··· Extract provided

Equations (1) and (2) represent the chemical reactions of the formation of the CHI-ALG and CHI-AG complexes, respectively.
CHI − NH3+ + ALG − COO ↔ CHI − NH3+ −OOC − ALG
CHI − NH3+ + AG − COO ↔ CHI − NH3+ −OOC − AG
A number of studies have been published using PC to prepare polysaccharide-based NPs, with numerous applications. Tan et al. (2016) synthesized NPs based on chitosan and Arabic gum to encapsulate the antioxidant curcumin [27]. Filho et al. (2019) produced core-shell nanoparticles of alginate and chitosan loaded with anacardic acid and cardol for drug delivery [28].
The properties of NPs depend on the electrostatic attractions between the polymers and the cross-linking agent, as well as the order of their addition in the system. This, in turn, influences the interaction with cardanol [19], which ensures a more excellent protection of cardanol against external environmental factors [28].
A previous experimental work was performed to evaluate the percentage yield and encapsulation efficiency (EE) of the NPs synthesis reactions. In this study, it was proved that using CHI polymer matrix, TPP was the best crosslinker, for the EE of cardanol oil in comparison with ammonium persulfate crosslinker [19]. Figure 2 shows the hypothetical representation of the core-shell NPs particle encapsulation system.

3.1. Structural and Morphological Characterization of NPs and Cardanol

In a previous study by the group, cardanol NPs systems, named CHI/TPP/ALG and CHI/TPP/AG, showed the best balance of properties, with values of 50 and 60% for EE and reaction yields of 63 and 48%, respectively [19]. These NPs (CHI/TPP/ALG and CHI/TPP/AG) were produced on a larger scale for further characterization. Characterizing these systems with simplified methodologies is relevant to optimize their efficacy, promote better protection of the active ingredient, and target their action at specific sites, so minimizing side effects [29].

······

* **Tasks and exercises**:
a - In the extract on chitosan nanoparticles, which crosslinker gave the best encapsulation efficiency for cardanol oil with the CHI polymer matrix?
b - From the extract on chitosan nanoparticles, write out the passage starting at "The properties of" and ending at "environmental factors [28].".
c - List every distinct bracketed reference number cited in the extract on chitosan nanoparticles, in order of first appearance.

··· Records shown

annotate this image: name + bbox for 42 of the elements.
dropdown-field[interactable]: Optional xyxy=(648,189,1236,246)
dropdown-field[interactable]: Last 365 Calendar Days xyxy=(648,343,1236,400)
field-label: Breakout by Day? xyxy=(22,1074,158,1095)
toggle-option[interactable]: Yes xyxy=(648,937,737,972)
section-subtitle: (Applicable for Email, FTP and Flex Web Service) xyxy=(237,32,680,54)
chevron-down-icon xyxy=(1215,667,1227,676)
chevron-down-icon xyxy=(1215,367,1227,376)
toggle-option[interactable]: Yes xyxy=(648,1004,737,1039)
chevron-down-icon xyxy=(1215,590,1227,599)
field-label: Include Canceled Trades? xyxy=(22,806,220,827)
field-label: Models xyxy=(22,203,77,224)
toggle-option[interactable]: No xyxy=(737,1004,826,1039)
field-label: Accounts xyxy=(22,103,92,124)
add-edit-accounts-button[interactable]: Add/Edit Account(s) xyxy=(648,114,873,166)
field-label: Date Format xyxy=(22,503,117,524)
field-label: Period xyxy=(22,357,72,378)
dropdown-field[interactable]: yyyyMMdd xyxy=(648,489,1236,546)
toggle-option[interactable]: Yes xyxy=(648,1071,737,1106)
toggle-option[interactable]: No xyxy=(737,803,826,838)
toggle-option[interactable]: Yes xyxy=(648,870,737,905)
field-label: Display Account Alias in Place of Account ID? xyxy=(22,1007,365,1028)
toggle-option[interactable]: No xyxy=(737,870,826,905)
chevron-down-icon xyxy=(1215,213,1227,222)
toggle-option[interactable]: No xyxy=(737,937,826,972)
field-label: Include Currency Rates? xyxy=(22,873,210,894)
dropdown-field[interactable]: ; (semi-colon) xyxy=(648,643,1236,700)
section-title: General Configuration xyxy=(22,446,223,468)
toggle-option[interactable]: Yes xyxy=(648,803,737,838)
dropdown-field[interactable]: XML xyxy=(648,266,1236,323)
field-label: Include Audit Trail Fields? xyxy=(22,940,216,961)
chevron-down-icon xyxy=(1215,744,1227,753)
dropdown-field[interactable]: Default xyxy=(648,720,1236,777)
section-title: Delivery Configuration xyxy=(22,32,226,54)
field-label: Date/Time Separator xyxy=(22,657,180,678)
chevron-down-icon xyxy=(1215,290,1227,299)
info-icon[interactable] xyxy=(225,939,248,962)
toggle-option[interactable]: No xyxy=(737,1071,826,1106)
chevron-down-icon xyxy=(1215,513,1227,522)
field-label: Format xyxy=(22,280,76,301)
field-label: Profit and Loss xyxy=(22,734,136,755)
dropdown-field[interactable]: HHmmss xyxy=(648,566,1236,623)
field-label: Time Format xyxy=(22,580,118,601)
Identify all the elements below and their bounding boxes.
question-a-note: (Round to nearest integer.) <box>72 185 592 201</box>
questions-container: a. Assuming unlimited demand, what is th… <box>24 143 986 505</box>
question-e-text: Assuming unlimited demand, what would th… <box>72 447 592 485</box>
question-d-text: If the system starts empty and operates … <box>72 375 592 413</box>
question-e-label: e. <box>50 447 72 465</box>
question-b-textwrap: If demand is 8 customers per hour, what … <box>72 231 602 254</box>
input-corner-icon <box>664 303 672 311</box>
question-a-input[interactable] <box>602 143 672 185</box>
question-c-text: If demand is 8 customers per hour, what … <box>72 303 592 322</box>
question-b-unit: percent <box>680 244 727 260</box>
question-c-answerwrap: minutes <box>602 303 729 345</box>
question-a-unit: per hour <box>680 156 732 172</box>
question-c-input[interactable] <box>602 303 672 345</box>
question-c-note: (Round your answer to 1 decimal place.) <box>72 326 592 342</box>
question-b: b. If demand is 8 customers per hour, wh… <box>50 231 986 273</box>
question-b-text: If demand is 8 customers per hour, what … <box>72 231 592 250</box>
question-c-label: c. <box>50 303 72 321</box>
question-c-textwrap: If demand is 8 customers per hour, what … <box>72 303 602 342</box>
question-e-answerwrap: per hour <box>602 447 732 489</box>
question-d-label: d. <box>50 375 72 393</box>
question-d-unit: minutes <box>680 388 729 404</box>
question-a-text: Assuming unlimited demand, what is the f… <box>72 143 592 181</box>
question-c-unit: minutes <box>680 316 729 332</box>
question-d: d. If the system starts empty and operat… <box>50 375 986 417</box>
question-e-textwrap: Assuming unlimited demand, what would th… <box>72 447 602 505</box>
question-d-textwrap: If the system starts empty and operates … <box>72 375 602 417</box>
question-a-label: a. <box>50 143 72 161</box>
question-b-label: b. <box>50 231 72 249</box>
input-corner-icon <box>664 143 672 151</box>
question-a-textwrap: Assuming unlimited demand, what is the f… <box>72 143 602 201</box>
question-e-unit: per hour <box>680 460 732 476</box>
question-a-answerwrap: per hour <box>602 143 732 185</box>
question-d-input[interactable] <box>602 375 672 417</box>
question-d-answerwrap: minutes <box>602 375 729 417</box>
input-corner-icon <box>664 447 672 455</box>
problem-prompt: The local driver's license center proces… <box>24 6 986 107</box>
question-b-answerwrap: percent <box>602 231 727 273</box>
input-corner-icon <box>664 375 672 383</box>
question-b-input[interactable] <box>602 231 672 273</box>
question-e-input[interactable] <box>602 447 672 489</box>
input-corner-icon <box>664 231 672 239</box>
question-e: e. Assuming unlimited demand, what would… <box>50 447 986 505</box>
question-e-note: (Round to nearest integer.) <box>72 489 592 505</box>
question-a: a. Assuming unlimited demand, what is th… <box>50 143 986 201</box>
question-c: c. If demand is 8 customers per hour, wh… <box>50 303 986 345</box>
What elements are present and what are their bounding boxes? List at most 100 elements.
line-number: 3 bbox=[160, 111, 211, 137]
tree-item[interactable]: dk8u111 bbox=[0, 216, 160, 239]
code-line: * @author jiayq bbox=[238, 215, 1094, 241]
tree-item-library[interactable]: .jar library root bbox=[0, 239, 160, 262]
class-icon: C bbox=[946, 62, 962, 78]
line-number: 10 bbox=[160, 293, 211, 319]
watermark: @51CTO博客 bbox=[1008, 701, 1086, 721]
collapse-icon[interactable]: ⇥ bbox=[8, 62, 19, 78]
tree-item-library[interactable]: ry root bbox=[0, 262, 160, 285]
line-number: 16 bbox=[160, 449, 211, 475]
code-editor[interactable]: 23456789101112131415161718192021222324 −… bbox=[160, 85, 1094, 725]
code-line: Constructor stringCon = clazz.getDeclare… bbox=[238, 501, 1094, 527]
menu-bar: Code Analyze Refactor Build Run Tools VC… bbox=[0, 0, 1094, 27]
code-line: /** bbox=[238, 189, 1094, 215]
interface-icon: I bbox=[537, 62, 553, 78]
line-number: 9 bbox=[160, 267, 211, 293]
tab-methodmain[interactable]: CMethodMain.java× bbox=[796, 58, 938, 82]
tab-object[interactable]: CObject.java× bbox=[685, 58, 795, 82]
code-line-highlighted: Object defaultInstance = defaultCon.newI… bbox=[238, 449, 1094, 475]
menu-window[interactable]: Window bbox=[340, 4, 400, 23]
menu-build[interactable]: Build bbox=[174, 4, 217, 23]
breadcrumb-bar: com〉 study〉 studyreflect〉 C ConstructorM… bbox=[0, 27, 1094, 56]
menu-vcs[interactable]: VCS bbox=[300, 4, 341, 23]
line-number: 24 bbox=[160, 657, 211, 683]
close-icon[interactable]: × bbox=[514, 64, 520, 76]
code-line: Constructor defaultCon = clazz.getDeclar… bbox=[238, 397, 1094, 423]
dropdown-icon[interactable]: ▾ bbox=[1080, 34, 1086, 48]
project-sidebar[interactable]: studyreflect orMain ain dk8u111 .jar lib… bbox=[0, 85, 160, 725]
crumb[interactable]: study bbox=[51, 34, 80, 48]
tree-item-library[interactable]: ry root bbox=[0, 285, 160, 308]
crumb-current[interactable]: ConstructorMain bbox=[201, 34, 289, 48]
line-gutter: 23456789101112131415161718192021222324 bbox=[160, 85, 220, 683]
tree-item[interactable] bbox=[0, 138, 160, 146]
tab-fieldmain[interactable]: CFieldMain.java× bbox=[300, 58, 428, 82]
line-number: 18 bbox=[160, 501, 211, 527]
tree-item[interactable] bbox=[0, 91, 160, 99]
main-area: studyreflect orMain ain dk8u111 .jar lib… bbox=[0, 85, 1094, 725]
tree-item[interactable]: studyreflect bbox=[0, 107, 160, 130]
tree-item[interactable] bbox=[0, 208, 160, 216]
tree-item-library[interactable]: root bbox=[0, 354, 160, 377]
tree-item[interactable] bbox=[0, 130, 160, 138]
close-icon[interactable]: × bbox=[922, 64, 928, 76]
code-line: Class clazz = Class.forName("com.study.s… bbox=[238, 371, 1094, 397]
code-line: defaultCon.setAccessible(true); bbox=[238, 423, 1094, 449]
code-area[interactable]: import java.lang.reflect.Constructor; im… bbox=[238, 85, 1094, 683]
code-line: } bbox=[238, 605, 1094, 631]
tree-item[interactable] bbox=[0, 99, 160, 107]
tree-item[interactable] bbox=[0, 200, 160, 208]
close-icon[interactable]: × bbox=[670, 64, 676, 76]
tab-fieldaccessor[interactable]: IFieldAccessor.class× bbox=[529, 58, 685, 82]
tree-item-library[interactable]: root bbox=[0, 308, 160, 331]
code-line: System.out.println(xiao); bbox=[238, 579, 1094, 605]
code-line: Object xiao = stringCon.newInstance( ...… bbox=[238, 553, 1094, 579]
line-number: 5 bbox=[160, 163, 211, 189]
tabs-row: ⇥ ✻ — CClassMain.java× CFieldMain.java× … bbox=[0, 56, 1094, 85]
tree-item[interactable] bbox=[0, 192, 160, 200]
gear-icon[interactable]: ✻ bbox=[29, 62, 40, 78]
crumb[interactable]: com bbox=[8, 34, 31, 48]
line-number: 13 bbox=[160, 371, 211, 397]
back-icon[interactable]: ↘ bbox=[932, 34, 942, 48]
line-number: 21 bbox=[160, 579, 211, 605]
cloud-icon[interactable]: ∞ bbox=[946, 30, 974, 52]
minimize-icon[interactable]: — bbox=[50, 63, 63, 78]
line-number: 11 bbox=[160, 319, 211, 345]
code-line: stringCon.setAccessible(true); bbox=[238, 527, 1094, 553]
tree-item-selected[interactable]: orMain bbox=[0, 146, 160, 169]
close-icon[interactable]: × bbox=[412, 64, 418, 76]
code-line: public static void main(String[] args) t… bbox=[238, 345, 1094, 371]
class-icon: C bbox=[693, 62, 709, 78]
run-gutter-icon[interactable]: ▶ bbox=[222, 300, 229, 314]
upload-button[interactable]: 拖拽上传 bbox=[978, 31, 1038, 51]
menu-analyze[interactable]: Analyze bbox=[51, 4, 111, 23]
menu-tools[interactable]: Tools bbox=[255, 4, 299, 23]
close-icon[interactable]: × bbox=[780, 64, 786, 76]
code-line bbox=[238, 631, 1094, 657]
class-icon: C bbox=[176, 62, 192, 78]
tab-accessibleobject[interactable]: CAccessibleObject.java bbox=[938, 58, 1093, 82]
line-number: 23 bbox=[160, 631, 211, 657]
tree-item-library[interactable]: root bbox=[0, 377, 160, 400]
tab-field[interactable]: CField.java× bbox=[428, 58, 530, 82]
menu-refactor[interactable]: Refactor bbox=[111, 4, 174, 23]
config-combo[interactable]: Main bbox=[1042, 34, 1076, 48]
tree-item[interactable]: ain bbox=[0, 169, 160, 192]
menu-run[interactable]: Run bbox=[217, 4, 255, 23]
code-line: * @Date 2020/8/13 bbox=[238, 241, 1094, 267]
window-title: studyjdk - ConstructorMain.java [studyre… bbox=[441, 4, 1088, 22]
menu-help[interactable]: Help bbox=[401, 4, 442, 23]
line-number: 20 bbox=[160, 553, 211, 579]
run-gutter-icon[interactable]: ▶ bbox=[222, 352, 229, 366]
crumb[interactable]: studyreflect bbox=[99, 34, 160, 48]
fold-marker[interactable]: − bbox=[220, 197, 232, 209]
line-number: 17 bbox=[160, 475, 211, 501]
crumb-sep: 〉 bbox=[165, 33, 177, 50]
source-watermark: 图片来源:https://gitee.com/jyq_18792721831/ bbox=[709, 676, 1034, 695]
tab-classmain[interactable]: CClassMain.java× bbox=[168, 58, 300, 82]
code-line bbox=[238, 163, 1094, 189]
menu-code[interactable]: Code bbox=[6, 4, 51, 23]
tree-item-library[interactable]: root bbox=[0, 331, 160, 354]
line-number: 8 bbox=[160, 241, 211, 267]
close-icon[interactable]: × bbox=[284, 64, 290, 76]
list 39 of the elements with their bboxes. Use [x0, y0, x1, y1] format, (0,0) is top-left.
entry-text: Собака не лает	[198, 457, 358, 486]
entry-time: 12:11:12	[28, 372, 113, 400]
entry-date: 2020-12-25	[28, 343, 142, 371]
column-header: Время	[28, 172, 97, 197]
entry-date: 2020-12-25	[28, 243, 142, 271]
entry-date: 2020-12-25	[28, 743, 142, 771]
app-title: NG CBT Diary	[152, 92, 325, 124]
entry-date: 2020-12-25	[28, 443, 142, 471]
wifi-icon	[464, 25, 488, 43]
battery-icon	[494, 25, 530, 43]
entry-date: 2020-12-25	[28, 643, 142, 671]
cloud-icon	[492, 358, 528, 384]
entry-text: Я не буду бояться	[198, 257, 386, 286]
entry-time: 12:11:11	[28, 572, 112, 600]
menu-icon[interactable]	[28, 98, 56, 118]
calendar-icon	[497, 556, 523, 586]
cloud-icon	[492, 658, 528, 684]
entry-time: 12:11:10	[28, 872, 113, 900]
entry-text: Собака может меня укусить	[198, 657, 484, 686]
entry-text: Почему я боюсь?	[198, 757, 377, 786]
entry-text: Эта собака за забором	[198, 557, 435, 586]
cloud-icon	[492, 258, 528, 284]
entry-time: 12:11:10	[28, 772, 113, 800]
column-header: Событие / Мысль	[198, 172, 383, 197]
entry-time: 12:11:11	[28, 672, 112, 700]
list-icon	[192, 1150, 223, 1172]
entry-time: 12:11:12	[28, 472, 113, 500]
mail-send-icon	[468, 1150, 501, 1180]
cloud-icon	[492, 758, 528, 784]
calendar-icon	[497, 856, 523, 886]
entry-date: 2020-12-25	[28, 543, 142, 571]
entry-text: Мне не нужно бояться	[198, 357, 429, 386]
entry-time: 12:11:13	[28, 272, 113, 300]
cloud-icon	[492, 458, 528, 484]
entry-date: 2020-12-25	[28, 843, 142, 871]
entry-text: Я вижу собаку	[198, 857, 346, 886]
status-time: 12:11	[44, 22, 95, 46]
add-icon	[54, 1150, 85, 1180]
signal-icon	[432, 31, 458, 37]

······

* **Activity answers**:
a - TPP was the best crosslinker, compared with ammonium persulfate.

b -
The properties of NPs depend on the electrostatic attractions between the polymers and the cross-linking agent, as well as the order of their addition in the system. This, in turn, influences the interaction with cardanol [19], which ensures a more excellent protection of cardanol against external environmental factors [28].

c - [27], [28], [19], [29]